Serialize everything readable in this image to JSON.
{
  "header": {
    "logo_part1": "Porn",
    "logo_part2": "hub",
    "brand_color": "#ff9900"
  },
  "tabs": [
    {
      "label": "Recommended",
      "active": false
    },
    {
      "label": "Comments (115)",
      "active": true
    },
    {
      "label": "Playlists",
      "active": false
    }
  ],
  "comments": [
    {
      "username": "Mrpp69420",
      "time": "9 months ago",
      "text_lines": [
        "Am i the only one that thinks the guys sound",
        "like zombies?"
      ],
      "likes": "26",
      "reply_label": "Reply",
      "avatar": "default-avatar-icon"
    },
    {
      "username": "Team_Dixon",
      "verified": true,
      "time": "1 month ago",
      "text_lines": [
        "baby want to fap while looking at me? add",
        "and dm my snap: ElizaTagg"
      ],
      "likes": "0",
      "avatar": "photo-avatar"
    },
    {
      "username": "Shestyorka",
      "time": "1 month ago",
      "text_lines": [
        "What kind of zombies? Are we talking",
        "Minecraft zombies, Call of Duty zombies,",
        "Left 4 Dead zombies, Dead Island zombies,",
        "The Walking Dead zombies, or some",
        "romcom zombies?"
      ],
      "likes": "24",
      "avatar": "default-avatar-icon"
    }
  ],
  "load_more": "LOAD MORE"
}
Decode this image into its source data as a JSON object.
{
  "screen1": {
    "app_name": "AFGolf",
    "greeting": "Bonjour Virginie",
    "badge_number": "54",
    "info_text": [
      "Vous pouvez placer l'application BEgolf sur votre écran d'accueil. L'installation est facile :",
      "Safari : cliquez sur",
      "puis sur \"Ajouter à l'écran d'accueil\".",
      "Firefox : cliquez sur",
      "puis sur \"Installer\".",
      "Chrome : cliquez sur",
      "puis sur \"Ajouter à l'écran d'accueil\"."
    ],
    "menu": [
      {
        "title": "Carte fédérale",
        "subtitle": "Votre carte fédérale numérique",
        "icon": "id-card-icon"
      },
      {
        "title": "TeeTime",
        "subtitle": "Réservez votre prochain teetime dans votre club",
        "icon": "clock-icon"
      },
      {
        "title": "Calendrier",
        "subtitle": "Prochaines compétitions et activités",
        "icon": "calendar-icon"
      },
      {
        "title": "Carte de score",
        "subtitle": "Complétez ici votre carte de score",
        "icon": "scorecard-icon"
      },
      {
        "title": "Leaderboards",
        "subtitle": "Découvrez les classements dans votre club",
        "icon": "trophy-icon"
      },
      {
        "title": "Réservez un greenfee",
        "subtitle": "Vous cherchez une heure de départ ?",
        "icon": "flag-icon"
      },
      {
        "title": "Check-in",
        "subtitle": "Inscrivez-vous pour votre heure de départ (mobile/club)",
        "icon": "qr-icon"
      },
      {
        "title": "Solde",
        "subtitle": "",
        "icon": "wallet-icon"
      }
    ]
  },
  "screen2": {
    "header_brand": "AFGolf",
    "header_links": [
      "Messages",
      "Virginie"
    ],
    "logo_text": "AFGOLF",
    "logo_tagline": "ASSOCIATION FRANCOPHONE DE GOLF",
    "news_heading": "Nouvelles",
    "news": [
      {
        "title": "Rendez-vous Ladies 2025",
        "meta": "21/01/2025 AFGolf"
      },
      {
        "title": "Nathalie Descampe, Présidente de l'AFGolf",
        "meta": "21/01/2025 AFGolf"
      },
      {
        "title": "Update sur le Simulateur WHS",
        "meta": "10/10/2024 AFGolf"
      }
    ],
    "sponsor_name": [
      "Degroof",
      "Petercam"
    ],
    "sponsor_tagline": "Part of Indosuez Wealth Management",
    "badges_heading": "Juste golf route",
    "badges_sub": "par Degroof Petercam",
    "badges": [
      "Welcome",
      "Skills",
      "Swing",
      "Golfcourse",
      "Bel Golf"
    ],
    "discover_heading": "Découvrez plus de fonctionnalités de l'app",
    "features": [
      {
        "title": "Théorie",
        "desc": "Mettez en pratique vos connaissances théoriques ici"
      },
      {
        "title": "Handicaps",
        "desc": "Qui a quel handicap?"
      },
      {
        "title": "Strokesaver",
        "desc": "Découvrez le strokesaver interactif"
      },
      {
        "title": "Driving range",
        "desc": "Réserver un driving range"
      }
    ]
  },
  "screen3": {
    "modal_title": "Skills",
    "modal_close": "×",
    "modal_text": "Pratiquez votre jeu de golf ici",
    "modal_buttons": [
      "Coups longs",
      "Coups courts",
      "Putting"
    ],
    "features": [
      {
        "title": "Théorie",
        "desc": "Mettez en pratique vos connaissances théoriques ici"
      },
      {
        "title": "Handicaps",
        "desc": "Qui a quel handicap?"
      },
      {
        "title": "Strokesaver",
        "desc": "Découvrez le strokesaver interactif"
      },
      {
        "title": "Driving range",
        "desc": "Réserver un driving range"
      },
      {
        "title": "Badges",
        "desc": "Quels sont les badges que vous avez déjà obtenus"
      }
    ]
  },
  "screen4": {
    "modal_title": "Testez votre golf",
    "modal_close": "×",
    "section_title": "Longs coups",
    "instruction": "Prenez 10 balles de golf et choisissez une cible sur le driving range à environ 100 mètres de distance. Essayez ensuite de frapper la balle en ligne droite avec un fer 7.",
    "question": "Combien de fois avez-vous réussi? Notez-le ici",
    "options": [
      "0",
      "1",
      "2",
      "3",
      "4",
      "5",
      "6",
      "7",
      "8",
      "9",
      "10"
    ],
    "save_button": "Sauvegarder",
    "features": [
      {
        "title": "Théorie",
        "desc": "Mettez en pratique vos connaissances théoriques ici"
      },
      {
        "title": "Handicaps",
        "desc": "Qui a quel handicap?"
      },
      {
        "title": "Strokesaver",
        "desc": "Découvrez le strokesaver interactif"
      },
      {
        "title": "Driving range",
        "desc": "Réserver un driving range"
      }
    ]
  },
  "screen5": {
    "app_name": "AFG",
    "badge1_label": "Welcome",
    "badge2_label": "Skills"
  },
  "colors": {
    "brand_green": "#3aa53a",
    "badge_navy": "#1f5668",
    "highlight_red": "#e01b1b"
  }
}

*Aim of the task*: Write out the material from the first line to the last, exactly.

*Solution for this exercise*:
Serialize everything readable in this image to JSON.
{
  "header": {
    "logo_part1": "Porn",
    "logo_part2": "hub",
    "brand_color": "#ff9900"
  },
  "tabs": [
    {
      "label": "Recommended",
      "active": false
    },
    {
      "label": "Comments (115)",
      "active": true
    },
    {
      "label": "Playlists",
      "active": false
    }
  ],
  "comments": [
    {
      "username": "Mrpp69420",
      "time": "9 months ago",
      "text_lines": [
        "Am i the only one that thinks the guys sound",
        "like zombies?"
      ],
      "likes": "26",
      "reply_label": "Reply",
      "avatar": "default-avatar-icon"
    },
    {
      "username": "Team_Dixon",
      "verified": true,
      "time": "1 month ago",
      "text_lines": [
        "baby want to fap while looking at me? add",
        "and dm my snap: ElizaTagg"
      ],
      "likes": "0",
      "avatar": "photo-avatar"
    },
    {
      "username": "Shestyorka",
      "time": "1 month ago",
      "text_lines": [
        "What kind of zombies? Are we talking",
        "Minecraft zombies, Call of Duty zombies,",
        "Left 4 Dead zombies, Dead Island zombies,",
        "The Walking Dead zombies, or some",
        "romcom zombies?"
      ],
      "likes": "24",
      "avatar": "default-avatar-icon"
    }
  ],
  "load_more": "LOAD MORE"
}
Decode this image into its source data as a JSON object.
{
  "screen1": {
    "app_name": "AFGolf",
    "greeting": "Bonjour Virginie",
    "badge_number": "54",
    "info_text": [
      "Vous pouvez placer l'application BEgolf sur votre écran d'accueil. L'installation est facile :",
      "Safari : cliquez sur",
      "puis sur \"Ajouter à l'écran d'accueil\".",
      "Firefox : cliquez sur",
      "puis sur \"Installer\".",
      "Chrome : cliquez sur",
      "puis sur \"Ajouter à l'écran d'accueil\"."
    ],
    "menu": [
      {
        "title": "Carte fédérale",
        "subtitle": "Votre carte fédérale numérique",
        "icon": "id-card-icon"
      },
      {
        "title": "TeeTime",
        "subtitle": "Réservez votre prochain teetime dans votre club",
        "icon": "clock-icon"
      },
      {
        "title": "Calendrier",
        "subtitle": "Prochaines compétitions et activités",
        "icon": "calendar-icon"
      },
      {
        "title": "Carte de score",
        "subtitle": "Complétez ici votre carte de score",
        "icon": "scorecard-icon"
      },
      {
        "title": "Leaderboards",
        "subtitle": "Découvrez les classements dans votre club",
        "icon": "trophy-icon"
      },
      {
        "title": "Réservez un greenfee",
        "subtitle": "Vous cherchez une heure de départ ?",
        "icon": "flag-icon"
      },
      {
        "title": "Check-in",
        "subtitle": "Inscrivez-vous pour votre heure de départ (mobile/club)",
        "icon": "qr-icon"
      },
      {
        "title": "Solde",
        "subtitle": "",
        "icon": "wallet-icon"
      }
    ]
  },
  "screen2": {
    "header_brand": "AFGolf",
    "header_links": [
      "Messages",
      "Virginie"
    ],
    "logo_text": "AFGOLF",
    "logo_tagline": "ASSOCIATION FRANCOPHONE DE GOLF",
    "news_heading": "Nouvelles",
    "news": [
      {
        "title": "Rendez-vous Ladies 2025",
        "meta": "21/01/2025 AFGolf"
      },
      {
        "title": "Nathalie Descampe, Présidente de l'AFGolf",
        "meta": "21/01/2025 AFGolf"
      },
      {
        "title": "Update sur le Simulateur WHS",
        "meta": "10/10/2024 AFGolf"
      }
    ],
    "sponsor_name": [
      "Degroof",
      "Petercam"
    ],
    "sponsor_tagline": "Part of Indosuez Wealth Management",
    "badges_heading": "Juste golf route",
    "badges_sub": "par Degroof Petercam",
    "badges": [
      "Welcome",
      "Skills",
      "Swing",
      "Golfcourse",
      "Bel Golf"
    ],
    "discover_heading": "Découvrez plus de fonctionnalités de l'app",
    "features": [
      {
        "title": "Théorie",
        "desc": "Mettez en pratique vos connaissances théoriques ici"
      },
      {
        "title": "Handicaps",
        "desc": "Qui a quel handicap?"
      },
      {
        "title": "Strokesaver",
        "desc": "Découvrez le strokesaver interactif"
      },
      {
        "title": "Driving range",
        "desc": "Réserver un driving range"
      }
    ]
  },
  "screen3": {
    "modal_title": "Skills",
    "modal_close": "×",
    "modal_text": "Pratiquez votre jeu de golf ici",
    "modal_buttons": [
      "Coups longs",
      "Coups courts",
      "Putting"
    ],
    "features": [
      {
        "title": "Théorie",
        "desc": "Mettez en pratique vos connaissances théoriques ici"
      },
      {
        "title": "Handicaps",
        "desc": "Qui a quel handicap?"
      },
      {
        "title": "Strokesaver",
        "desc": "Découvrez le strokesaver interactif"
      },
      {
        "title": "Driving range",
        "desc": "Réserver un driving range"
      },
      {
        "title": "Badges",
        "desc": "Quels sont les badges que vous avez déjà obtenus"
      }
    ]
  },
  "screen4": {
    "modal_title": "Testez votre golf",
    "modal_close": "×",
    "section_title": "Longs coups",
    "instruction": "Prenez 10 balles de golf et choisissez une cible sur le driving range à environ 100 mètres de distance. Essayez ensuite de frapper la balle en ligne droite avec un fer 7.",
    "question": "Combien de fois avez-vous réussi? Notez-le ici",
    "options": [
      "0",
      "1",
      "2",
      "3",
      "4",
      "5",
      "6",
      "7",
      "8",
      "9",
      "10"
    ],
    "save_button": "Sauvegarder",
    "features": [
      {
        "title": "Théorie",
        "desc": "Mettez en pratique vos connaissances théoriques ici"
      },
      {
        "title": "Handicaps",
        "desc": "Qui a quel handicap?"
      },
      {
        "title": "Strokesaver",
        "desc": "Découvrez le strokesaver interactif"
      },
      {
        "title": "Driving range",
        "desc": "Réserver un driving range"
      }
    ]
  },
  "screen5": {
    "app_name": "AFG",
    "badge1_label": "Welcome",
    "badge2_label": "Skills"
  },
  "colors": {
    "brand_green": "#3aa53a",
    "badge_navy": "#1f5668",
    "highlight_red": "#e01b1b"
  }
}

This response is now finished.